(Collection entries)

START

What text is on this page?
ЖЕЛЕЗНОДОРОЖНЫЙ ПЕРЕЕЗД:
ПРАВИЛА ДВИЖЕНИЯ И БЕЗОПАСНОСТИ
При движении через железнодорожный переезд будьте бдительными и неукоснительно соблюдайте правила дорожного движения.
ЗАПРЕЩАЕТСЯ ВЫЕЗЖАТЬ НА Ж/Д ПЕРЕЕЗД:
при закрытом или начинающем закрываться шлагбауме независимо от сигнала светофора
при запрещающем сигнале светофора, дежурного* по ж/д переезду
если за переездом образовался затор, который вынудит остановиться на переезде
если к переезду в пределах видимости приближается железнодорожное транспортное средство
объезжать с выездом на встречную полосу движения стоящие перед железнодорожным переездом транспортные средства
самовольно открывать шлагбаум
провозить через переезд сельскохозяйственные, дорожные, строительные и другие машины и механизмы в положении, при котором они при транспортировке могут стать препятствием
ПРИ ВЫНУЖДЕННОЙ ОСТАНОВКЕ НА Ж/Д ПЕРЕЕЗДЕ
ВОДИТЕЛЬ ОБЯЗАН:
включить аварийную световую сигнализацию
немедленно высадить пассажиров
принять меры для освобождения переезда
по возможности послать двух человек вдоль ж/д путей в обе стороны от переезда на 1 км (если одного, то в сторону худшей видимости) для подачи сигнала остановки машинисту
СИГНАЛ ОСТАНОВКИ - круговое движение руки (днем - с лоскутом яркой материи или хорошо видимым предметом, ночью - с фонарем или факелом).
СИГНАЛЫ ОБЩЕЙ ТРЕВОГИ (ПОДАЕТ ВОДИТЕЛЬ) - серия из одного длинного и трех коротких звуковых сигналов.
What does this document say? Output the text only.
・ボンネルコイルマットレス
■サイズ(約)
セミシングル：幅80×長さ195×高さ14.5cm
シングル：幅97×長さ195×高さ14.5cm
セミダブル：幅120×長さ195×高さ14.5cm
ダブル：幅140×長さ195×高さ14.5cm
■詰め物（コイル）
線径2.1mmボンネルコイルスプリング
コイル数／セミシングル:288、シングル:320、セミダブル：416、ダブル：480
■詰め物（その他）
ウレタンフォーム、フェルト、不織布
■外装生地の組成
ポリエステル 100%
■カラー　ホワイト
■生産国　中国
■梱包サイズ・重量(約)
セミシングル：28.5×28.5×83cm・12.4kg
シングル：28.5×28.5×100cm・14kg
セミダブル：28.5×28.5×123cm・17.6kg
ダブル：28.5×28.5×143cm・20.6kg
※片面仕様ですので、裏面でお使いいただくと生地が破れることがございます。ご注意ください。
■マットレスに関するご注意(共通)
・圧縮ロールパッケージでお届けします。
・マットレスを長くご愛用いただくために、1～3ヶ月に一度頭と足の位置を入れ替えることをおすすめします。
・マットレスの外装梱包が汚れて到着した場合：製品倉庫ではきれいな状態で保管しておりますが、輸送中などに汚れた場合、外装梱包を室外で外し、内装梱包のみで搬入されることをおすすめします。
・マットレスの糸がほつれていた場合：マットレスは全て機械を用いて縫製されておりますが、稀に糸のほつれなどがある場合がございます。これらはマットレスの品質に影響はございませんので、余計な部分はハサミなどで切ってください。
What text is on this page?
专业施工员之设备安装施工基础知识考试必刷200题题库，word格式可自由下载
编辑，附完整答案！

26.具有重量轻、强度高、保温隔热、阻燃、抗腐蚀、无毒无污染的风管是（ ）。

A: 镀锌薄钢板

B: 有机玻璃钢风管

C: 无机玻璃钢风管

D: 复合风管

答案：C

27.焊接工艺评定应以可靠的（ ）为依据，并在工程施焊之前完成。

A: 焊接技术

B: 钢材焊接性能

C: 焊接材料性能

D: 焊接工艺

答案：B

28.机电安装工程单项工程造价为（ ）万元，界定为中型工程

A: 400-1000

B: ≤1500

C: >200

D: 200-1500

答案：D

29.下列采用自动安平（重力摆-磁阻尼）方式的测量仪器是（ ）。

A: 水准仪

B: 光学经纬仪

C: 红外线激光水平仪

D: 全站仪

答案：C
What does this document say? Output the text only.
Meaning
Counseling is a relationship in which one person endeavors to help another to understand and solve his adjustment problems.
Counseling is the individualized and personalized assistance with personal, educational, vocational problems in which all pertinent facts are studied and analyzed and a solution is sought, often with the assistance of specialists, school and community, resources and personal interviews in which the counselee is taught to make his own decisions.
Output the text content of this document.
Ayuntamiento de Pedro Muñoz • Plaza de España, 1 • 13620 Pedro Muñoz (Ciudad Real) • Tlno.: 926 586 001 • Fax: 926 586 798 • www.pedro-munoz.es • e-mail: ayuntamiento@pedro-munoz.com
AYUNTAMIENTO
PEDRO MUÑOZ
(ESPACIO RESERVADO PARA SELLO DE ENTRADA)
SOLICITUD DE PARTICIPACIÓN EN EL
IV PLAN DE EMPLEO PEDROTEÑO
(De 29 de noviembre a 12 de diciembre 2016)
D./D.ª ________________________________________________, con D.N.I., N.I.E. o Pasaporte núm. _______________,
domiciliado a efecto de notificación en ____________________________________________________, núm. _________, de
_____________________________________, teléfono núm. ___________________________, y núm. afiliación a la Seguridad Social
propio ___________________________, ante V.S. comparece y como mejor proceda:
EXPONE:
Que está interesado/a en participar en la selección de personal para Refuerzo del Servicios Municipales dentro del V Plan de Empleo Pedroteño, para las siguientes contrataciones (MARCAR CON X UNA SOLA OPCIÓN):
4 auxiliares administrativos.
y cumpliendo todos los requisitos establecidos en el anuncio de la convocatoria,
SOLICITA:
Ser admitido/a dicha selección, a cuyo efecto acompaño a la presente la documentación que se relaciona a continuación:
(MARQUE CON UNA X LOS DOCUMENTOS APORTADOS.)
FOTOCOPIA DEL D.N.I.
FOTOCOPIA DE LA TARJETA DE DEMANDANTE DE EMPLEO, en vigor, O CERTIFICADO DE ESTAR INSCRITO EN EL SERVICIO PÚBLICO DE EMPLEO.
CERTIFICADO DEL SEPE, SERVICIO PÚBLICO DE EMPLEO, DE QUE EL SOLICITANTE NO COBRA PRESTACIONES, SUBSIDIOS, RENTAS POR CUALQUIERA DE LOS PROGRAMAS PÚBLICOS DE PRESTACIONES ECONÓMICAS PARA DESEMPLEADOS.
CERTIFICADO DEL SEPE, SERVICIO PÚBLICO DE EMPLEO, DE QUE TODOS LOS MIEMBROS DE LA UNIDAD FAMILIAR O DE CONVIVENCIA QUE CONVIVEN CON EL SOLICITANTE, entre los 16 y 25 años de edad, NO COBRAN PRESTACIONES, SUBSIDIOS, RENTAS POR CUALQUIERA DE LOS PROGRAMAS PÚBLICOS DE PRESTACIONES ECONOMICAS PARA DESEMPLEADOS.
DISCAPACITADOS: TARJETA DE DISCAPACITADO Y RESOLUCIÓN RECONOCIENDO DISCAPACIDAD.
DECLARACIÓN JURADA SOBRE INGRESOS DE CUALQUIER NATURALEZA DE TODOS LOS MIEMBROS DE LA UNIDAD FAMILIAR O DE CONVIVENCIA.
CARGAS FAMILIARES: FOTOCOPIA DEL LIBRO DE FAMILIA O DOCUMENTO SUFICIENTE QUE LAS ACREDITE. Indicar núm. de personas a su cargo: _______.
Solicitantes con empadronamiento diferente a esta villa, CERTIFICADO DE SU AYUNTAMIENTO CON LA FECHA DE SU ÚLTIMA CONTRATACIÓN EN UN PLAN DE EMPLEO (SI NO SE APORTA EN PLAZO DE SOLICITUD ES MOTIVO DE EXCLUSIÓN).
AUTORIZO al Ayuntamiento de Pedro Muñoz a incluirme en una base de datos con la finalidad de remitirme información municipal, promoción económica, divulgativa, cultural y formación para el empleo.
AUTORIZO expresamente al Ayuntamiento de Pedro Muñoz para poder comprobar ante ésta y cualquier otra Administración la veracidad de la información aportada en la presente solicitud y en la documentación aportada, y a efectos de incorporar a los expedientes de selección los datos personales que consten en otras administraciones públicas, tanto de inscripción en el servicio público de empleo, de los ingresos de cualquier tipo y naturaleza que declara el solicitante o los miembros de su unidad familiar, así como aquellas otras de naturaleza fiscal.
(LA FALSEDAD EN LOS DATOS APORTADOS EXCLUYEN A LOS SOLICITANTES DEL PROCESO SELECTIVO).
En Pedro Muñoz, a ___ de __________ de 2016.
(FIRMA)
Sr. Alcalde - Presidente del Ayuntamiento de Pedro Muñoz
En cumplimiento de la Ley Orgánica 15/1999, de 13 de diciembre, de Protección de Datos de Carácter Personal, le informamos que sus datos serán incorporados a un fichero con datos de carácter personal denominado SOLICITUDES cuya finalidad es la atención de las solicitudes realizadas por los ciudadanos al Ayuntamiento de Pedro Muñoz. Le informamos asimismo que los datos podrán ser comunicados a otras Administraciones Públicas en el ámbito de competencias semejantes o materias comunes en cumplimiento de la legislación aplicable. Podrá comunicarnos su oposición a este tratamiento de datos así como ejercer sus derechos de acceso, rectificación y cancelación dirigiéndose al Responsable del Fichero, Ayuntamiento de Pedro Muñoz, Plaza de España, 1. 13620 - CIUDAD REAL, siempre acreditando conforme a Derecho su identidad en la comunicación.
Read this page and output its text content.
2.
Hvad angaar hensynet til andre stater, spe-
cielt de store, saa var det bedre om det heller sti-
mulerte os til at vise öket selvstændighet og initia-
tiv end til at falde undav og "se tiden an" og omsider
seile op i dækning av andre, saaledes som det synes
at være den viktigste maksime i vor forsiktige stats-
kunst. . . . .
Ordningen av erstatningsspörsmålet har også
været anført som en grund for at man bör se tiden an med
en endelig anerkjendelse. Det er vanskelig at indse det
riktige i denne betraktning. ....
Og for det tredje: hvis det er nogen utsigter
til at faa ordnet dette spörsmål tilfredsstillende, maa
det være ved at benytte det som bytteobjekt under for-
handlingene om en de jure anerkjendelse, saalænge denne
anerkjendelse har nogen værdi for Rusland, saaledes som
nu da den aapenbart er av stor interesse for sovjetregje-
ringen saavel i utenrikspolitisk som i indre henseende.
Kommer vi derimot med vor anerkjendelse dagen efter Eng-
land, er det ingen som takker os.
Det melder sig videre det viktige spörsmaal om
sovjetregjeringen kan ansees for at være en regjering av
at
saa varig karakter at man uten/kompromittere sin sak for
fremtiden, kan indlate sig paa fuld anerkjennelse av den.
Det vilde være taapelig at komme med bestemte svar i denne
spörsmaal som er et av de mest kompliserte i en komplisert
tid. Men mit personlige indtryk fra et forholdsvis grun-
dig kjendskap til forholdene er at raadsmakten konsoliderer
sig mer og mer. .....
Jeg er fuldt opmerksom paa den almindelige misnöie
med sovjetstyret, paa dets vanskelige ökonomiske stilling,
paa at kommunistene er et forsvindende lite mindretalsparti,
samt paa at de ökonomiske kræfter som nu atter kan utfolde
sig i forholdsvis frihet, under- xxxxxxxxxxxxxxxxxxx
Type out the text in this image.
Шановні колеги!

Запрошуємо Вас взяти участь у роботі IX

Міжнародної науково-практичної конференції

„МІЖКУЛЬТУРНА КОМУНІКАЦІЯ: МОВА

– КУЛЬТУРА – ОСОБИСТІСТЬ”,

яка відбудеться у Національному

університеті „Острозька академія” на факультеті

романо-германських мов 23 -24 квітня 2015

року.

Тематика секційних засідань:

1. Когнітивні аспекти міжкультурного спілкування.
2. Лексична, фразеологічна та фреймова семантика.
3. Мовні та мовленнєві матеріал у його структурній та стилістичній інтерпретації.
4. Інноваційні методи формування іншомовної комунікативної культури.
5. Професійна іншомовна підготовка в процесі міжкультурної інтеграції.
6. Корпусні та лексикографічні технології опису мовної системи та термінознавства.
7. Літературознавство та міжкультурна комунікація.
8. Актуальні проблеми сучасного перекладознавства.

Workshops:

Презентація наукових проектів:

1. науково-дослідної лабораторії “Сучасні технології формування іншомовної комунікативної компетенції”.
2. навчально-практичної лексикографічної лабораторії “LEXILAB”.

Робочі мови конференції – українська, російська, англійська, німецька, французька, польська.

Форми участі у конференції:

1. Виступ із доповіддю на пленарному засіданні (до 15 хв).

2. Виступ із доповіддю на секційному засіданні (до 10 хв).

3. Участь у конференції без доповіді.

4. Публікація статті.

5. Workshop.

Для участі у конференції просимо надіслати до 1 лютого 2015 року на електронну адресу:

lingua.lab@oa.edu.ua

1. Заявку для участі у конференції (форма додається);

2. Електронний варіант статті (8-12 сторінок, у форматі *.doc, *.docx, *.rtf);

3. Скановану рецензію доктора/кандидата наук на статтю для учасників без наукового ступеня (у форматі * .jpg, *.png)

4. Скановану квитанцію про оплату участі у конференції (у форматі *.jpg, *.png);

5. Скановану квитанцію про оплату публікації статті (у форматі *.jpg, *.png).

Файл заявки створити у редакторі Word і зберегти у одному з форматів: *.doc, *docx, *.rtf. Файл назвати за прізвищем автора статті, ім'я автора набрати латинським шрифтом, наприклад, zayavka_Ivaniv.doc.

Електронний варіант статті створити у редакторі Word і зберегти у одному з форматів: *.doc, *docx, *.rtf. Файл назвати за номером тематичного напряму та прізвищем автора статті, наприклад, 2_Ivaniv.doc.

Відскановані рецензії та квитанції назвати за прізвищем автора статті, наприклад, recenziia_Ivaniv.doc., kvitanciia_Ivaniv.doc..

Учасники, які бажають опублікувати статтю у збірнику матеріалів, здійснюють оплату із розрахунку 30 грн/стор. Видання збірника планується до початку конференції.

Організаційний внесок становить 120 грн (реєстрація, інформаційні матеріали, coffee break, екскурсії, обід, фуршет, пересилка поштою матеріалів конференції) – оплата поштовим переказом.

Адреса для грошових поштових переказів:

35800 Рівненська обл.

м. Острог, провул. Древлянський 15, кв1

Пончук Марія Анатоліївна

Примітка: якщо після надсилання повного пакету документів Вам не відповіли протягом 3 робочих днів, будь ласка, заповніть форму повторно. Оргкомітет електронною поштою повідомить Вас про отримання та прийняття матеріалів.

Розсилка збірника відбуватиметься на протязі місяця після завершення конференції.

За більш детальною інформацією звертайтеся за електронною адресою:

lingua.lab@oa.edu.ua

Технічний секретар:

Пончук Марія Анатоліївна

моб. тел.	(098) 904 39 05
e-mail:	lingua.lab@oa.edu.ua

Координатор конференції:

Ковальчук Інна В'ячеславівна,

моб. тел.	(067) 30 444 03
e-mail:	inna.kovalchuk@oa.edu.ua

END

In the records above, find each line that holds the word "формування"; copy all such lines.

4. Інноваційні методи формування іншомовної комунікативної культури.
1. науково-дослідної лабораторії “Сучасні технології формування іншомовної комунікативної компетенції”.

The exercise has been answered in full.